= Required work =
1. Please repeat the passage on sirtuins in sepsis word for word, from "4.2 Resveratrol" up to and including "of EX-527 (69).".
2. Condense the paragraph of the passage on sirtuins in sepsis that begins "Resveratrol (RSV), a polyphenolic phytoalexin" into a short bulleted list that keeps its main facts.
3. Extend the passage on sirtuins in sepsis beyond its final sentence, carrying on its discussion of resveratrol.

= Text segment =
________________________________________
Recent studies have expanded the spotlight from SIRT1 to include SIRT3 as a crucial participant in the protective effects of melatonin against sepsis-induced MODS. A pivotal study by Ning and colleagues investigated the pathological damage, inflammatory response, oxidative stress, and apoptosis in epithelial cells of the lungs induced by sepsis. The findings reveal that melatonin leverages a SIRT3-dependent pathway to enact deacetylation of SOD2, thereby safeguarding mitochondrial quality control in pulmonary epithelial cells, ultimately mitigating the sepsis-induced damages, inflammation, oxidative stress, and cell apoptosis (117). In parallel, research conducted by Xu et al. underscored the protective role of melatonin in alleviating sepsis-induced intestinal damage. This study demonstrated that melatonin restores the activity and/or expression of SIRT1 and SIRT3 in the small intestine, enhancing the deacetylation process of NF-κB. This process led to a decrease in the levels of inflammatory factors, alongside an increase in the deacetylation and activity of SOD2, which contributes to a reduction in oxidative stress. The use of EX-527 and the SIRT3 selective inhibitor 3-TYP highlighted that the improvements in oxidative stress mediated by melatonin were impeded, elucidating that melatonin’s modulation of oxidative stress inhibition, mitochondrial function protection, and induction of autophagy operates independently from SIRT1 through the upregulation of SIRT3 (160). These pre-clinical stage studies provide a good prospect for future clinical studies by researchers.
4.2 Resveratrol
Resveratrol (RSV), a polyphenolic phytoalexin produced by plants in response to stressors like UV radiation, mechanical injury, or fungal infection, has garnered attention for its profound potential in the medical field. Renowned as a potent activator of SIRT1, RSV boasts an array of health-promoting properties, encompassing anti-inflammatory, anti-tumor, and cardiovascular protective effects (161–163). The efficacy of RSV in mitigating microvascular inflammation through the upregulation of endothelial cell SIRT1 levels, consequently diminishing the expression of E-selectin and ICAM-1 as well as alleviating leukocyte and platelet adhesion, has demonstrated protective outcomes in SIRT1-deficient, CLP-induced obese mice models. This effect is notably attenuated following the administration of EX-527 (69).
________________________________________
= Material supplied =
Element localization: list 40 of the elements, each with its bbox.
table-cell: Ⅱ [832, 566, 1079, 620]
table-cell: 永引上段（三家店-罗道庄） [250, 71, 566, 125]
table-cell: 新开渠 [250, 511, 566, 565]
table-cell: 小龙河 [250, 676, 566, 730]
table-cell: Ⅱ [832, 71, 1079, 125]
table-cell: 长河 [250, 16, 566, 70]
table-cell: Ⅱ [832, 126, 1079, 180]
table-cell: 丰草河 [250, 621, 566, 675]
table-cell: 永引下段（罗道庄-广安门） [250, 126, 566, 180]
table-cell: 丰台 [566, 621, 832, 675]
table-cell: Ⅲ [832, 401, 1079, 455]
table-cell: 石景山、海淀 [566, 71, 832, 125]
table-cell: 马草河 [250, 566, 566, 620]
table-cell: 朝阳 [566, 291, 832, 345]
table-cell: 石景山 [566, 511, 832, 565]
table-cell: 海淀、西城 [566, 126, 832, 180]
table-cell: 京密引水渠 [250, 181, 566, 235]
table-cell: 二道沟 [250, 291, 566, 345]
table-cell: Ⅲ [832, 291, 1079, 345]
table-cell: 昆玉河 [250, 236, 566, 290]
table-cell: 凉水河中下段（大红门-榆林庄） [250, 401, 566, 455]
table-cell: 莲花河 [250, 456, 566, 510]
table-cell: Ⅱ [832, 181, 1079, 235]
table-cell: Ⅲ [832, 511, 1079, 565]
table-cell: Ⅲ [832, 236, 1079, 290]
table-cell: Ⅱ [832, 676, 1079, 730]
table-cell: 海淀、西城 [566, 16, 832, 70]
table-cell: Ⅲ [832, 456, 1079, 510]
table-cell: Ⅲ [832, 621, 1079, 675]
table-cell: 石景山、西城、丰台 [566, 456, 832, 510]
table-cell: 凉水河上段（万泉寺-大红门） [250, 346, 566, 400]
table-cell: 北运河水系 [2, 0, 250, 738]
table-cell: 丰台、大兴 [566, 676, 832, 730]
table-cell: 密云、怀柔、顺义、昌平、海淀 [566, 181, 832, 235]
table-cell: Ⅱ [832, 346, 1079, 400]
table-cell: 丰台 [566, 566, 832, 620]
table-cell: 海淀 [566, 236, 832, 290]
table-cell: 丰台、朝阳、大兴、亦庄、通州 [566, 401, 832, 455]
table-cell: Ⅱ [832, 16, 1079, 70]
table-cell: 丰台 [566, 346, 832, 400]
________________________________________
= Results for each task =
1.
4.2 Resveratrol
Resveratrol (RSV), a polyphenolic phytoalexin produced by plants in response to stressors like UV radiation, mechanical injury, or fungal infection, has garnered attention for its profound potential in the medical field. Renowned as a potent activator of SIRT1, RSV boasts an array of health-promoting properties, encompassing anti-inflammatory, anti-tumor, and cardiovascular protective effects (161–163). The efficacy of RSV in mitigating microvascular inflammation through the upregulation of endothelial cell SIRT1 levels, consequently diminishing the expression of E-selectin and ICAM-1 as well as alleviating leukocyte and platelet adhesion, has demonstrated protective outcomes in SIRT1-deficient, CLP-induced obese mice models. This effect is notably attenuated following the administration of EX-527 (69).

2.
- Resveratrol (RSV) is a polyphenolic phytoalexin that plants produce in response to stressors such as UV radiation, mechanical injury, or fungal infection.
- It is known as a potent SIRT1 activator and has anti-inflammatory, anti-tumor, and cardiovascular protective properties (161–163).
- In SIRT1-deficient, CLP-induced obese mice, RSV reduced microvascular inflammation by raising endothelial cell SIRT1 levels.
- This lowered E-selectin and ICAM-1 expression and reduced leukocyte and platelet adhesion.
- The effect was notably weakened after EX-527 was given (69).

3.
In the context of septic cardiac injury, RSV also presents promising therapeutic prospects. Research by An et al. focuses on the activation of SIRT1 signaling by RSV, leading to the reduction in the accumulation of neutrophils, TNF-α expression, and myocardial cell apoptosis, thereby conferring protection against septic myocardial injury through the measurement of TNF-α, myeloperoxidase (MPO), SIRT1, acetylated-FoxO1, and Bcl-2 levels in sepsis model mice (164).
In treating septic liver damage, Xu and colleagues propose that RSV preconditioning could lessen liver injury by reducing the levels of serum transaminase and pro-inflammatory chemokines. Mechanistically, in vitro experiments demonstrated that SIRT1 inhibits HMGB1 translocation, a phenomenon further substantiated by the increased suppression of HMGB1 translocation with RSV in the absence of SIRT1. In vivo analyses reveal a physical interaction between SIRT1 and HMGB1 within the nucleus, with SIRT1 modulating the acetylation of HMGB1 to combat sepsis-induced liver damage (165). Further research endeavors have enhanced therapeutic efficacy by combining RSV with silver nanoparticles, significantly decreasing inflammation markers, NF-κB activation, procalcitonin, prothrombin, and VEGF levels, with a concurrent elevation in SIRT1 levels. This suggests the scheme’s effectiveness in mitigating liver damage induced by sepsis through the further promotion of SIRT1 functionality (47).
RSV’s antioxidative and anti-nitrative properties may also impart protective effects against septic lung damage. Zhang et al. observed reductions in MDA and H2O2 levels, enhancements in the GSH/GSSG ratio, CAT, and SOD activities, suppression of iNOS expression, and NO production, along with significantly diminished formation of peroxynitrite in lung tissues of LPS model mice (166). Mechanistically, Wang and colleagues explored RSV’s potential in safeguarding against sepsis-induced acute lung injury via the PI3K/NRF2/HO-1 signaling pathway. RSV administration in rat CLP models significantly modulated bronchoalveolar lavage fluid levels of MIP-2, IL-18, and IL-10, effectively reducing wet-to-dry ratio (W/D), lung weight ratio, lung injury scores, along with MDA and 8-OHdG levels. Additionally, lung tissues exhibited increased HO-1 mRNA expression with upregulated HO-1 and Nrf-2 protein expressions, and Akt phosphorylation, thereby mitigating inflammation, oxidative stress, and apoptosis, and alleviating pulmonary damage in septic rats (167).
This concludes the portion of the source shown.